→ Exercise task:
Write out the whole listing again, exactly as given.

A block of data
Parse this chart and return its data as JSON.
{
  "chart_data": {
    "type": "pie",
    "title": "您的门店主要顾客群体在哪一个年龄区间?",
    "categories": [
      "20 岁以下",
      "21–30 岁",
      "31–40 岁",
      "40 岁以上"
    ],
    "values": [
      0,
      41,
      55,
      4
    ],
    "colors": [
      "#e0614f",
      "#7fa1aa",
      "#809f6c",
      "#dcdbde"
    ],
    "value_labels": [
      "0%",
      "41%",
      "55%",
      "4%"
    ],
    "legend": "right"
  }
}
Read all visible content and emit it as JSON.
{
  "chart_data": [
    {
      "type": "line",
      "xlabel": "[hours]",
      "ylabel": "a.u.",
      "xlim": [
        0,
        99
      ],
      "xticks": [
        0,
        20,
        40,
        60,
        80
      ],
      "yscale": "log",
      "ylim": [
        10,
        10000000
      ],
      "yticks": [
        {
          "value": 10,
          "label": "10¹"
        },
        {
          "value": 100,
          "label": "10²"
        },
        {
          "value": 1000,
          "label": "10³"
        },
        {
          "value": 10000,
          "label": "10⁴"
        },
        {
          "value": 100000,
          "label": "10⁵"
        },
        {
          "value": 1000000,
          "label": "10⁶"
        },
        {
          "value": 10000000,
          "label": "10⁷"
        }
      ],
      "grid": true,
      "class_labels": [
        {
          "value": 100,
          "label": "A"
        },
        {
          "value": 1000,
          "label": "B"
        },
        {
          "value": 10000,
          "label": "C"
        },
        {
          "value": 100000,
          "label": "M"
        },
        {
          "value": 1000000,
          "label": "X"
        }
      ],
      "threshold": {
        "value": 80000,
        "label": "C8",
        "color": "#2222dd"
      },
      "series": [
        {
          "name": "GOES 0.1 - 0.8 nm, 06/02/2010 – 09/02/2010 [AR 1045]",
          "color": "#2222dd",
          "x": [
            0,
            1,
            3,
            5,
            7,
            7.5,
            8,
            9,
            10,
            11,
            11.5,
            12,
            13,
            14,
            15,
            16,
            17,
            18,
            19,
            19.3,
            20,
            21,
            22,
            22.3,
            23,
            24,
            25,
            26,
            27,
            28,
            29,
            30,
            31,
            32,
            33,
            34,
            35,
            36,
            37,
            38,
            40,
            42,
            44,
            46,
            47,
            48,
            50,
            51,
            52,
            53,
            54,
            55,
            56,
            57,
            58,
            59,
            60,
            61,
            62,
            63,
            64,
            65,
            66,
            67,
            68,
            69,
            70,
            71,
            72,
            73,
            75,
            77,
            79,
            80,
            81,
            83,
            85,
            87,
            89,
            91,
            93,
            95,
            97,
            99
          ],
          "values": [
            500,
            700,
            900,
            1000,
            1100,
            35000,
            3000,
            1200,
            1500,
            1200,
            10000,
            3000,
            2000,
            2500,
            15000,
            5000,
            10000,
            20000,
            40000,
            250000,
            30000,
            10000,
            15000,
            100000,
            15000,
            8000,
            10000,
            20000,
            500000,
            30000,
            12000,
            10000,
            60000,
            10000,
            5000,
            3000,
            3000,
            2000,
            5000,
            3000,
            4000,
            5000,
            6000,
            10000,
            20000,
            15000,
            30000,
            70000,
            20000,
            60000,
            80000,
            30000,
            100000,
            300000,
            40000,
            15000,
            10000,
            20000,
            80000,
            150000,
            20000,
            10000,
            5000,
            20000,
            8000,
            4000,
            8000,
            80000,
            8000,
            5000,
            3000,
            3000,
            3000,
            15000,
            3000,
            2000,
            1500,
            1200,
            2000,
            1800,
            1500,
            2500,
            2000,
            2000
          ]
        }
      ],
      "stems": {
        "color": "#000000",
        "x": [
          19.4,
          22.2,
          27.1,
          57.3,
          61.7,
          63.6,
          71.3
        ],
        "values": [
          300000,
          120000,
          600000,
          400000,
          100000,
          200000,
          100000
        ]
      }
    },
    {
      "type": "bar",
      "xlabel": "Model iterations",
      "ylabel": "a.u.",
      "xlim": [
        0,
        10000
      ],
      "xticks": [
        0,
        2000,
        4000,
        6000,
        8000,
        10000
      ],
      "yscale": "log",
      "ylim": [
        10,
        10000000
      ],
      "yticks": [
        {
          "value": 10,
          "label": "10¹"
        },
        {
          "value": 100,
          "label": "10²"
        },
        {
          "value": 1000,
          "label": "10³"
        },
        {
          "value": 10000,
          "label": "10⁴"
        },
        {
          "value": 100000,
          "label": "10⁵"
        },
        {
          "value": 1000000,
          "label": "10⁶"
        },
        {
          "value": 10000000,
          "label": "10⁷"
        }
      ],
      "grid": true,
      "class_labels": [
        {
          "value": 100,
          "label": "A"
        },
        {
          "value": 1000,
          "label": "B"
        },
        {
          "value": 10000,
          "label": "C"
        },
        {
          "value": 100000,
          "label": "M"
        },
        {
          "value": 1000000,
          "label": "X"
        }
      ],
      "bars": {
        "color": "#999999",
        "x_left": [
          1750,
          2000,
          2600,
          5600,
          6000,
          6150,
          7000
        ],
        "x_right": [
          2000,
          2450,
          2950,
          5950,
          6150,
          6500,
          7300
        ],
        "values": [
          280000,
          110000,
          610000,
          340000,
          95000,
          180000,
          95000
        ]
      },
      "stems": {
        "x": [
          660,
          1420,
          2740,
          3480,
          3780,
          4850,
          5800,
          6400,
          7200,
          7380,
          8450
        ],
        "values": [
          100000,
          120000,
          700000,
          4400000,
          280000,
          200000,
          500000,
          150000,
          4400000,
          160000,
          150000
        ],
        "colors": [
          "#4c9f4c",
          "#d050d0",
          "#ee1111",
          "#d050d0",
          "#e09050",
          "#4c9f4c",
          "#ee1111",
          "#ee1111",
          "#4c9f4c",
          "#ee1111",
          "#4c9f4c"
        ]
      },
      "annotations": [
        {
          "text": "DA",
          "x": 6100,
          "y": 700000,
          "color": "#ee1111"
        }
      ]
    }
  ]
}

→ Answer in full:
Parse this chart and return its data as JSON.
{
  "chart_data": {
    "type": "pie",
    "title": "您的门店主要顾客群体在哪一个年龄区间?",
    "categories": [
      "20 岁以下",
      "21–30 岁",
      "31–40 岁",
      "40 岁以上"
    ],
    "values": [
      0,
      41,
      55,
      4
    ],
    "colors": [
      "#e0614f",
      "#7fa1aa",
      "#809f6c",
      "#dcdbde"
    ],
    "value_labels": [
      "0%",
      "41%",
      "55%",
      "4%"
    ],
    "legend": "right"
  }
}
Read all visible content and emit it as JSON.
{
  "chart_data": [
    {
      "type": "line",
      "xlabel": "[hours]",
      "ylabel": "a.u.",
      "xlim": [
        0,
        99
      ],
      "xticks": [
        0,
        20,
        40,
        60,
        80
      ],
      "yscale": "log",
      "ylim": [
        10,
        10000000
      ],
      "yticks": [
        {
          "value": 10,
          "label": "10¹"
        },
        {
          "value": 100,
          "label": "10²"
        },
        {
          "value": 1000,
          "label": "10³"
        },
        {
          "value": 10000,
          "label": "10⁴"
        },
        {
          "value": 100000,
          "label": "10⁵"
        },
        {
          "value": 1000000,
          "label": "10⁶"
        },
        {
          "value": 10000000,
          "label": "10⁷"
        }
      ],
      "grid": true,
      "class_labels": [
        {
          "value": 100,
          "label": "A"
        },
        {
          "value": 1000,
          "label": "B"
        },
        {
          "value": 10000,
          "label": "C"
        },
        {
          "value": 100000,
          "label": "M"
        },
        {
          "value": 1000000,
          "label": "X"
        }
      ],
      "threshold": {
        "value": 80000,
        "label": "C8",
        "color": "#2222dd"
      },
      "series": [
        {
          "name": "GOES 0.1 - 0.8 nm, 06/02/2010 – 09/02/2010 [AR 1045]",
          "color": "#2222dd",
          "x": [
            0,
            1,
            3,
            5,
            7,
            7.5,
            8,
            9,
            10,
            11,
            11.5,
            12,
            13,
            14,
            15,
            16,
            17,
            18,
            19,
            19.3,
            20,
            21,
            22,
            22.3,
            23,
            24,
            25,
            26,
            27,
            28,
            29,
            30,
            31,
            32,
            33,
            34,
            35,
            36,
            37,
            38,
            40,
            42,
            44,
            46,
            47,
            48,
            50,
            51,
            52,
            53,
            54,
            55,
            56,
            57,
            58,
            59,
            60,
            61,
            62,
            63,
            64,
            65,
            66,
            67,
            68,
            69,
            70,
            71,
            72,
            73,
            75,
            77,
            79,
            80,
            81,
            83,
            85,
            87,
            89,
            91,
            93,
            95,
            97,
            99
          ],
          "values": [
            500,
            700,
            900,
            1000,
            1100,
            35000,
            3000,
            1200,
            1500,
            1200,
            10000,
            3000,
            2000,
            2500,
            15000,
            5000,
            10000,
            20000,
            40000,
            250000,
            30000,
            10000,
            15000,
            100000,
            15000,
            8000,
            10000,
            20000,
            500000,
            30000,
            12000,
            10000,
            60000,
            10000,
            5000,
            3000,
            3000,
            2000,
            5000,
            3000,
            4000,
            5000,
            6000,
            10000,
            20000,
            15000,
            30000,
            70000,
            20000,
            60000,
            80000,
            30000,
            100000,
            300000,
            40000,
            15000,
            10000,
            20000,
            80000,
            150000,
            20000,
            10000,
            5000,
            20000,
            8000,
            4000,
            8000,
            80000,
            8000,
            5000,
            3000,
            3000,
            3000,
            15000,
            3000,
            2000,
            1500,
            1200,
            2000,
            1800,
            1500,
            2500,
            2000,
            2000
          ]
        }
      ],
      "stems": {
        "color": "#000000",
        "x": [
          19.4,
          22.2,
          27.1,
          57.3,
          61.7,
          63.6,
          71.3
        ],
        "values": [
          300000,
          120000,
          600000,
          400000,
          100000,
          200000,
          100000
        ]
      }
    },
    {
      "type": "bar",
      "xlabel": "Model iterations",
      "ylabel": "a.u.",
      "xlim": [
        0,
        10000
      ],
      "xticks": [
        0,
        2000,
        4000,
        6000,
        8000,
        10000
      ],
      "yscale": "log",
      "ylim": [
        10,
        10000000
      ],
      "yticks": [
        {
          "value": 10,
          "label": "10¹"
        },
        {
          "value": 100,
          "label": "10²"
        },
        {
          "value": 1000,
          "label": "10³"
        },
        {
          "value": 10000,
          "label": "10⁴"
        },
        {
          "value": 100000,
          "label": "10⁵"
        },
        {
          "value": 1000000,
          "label": "10⁶"
        },
        {
          "value": 10000000,
          "label": "10⁷"
        }
      ],
      "grid": true,
      "class_labels": [
        {
          "value": 100,
          "label": "A"
        },
        {
          "value": 1000,
          "label": "B"
        },
        {
          "value": 10000,
          "label": "C"
        },
        {
          "value": 100000,
          "label": "M"
        },
        {
          "value": 1000000,
          "label": "X"
        }
      ],
      "bars": {
        "color": "#999999",
        "x_left": [
          1750,
          2000,
          2600,
          5600,
          6000,
          6150,
          7000
        ],
        "x_right": [
          2000,
          2450,
          2950,
          5950,
          6150,
          6500,
          7300
        ],
        "values": [
          280000,
          110000,
          610000,
          340000,
          95000,
          180000,
          95000
        ]
      },
      "stems": {
        "x": [
          660,
          1420,
          2740,
          3480,
          3780,
          4850,
          5800,
          6400,
          7200,
          7380,
          8450
        ],
        "values": [
          100000,
          120000,
          700000,
          4400000,
          280000,
          200000,
          500000,
          150000,
          4400000,
          160000,
          150000
        ],
        "colors": [
          "#4c9f4c",
          "#d050d0",
          "#ee1111",
          "#d050d0",
          "#e09050",
          "#4c9f4c",
          "#ee1111",
          "#ee1111",
          "#4c9f4c",
          "#ee1111",
          "#4c9f4c"
        ]
      },
      "annotations": [
        {
          "text": "DA",
          "x": 6100,
          "y": 700000,
          "color": "#ee1111"
        }
      ]
    }
  ]
}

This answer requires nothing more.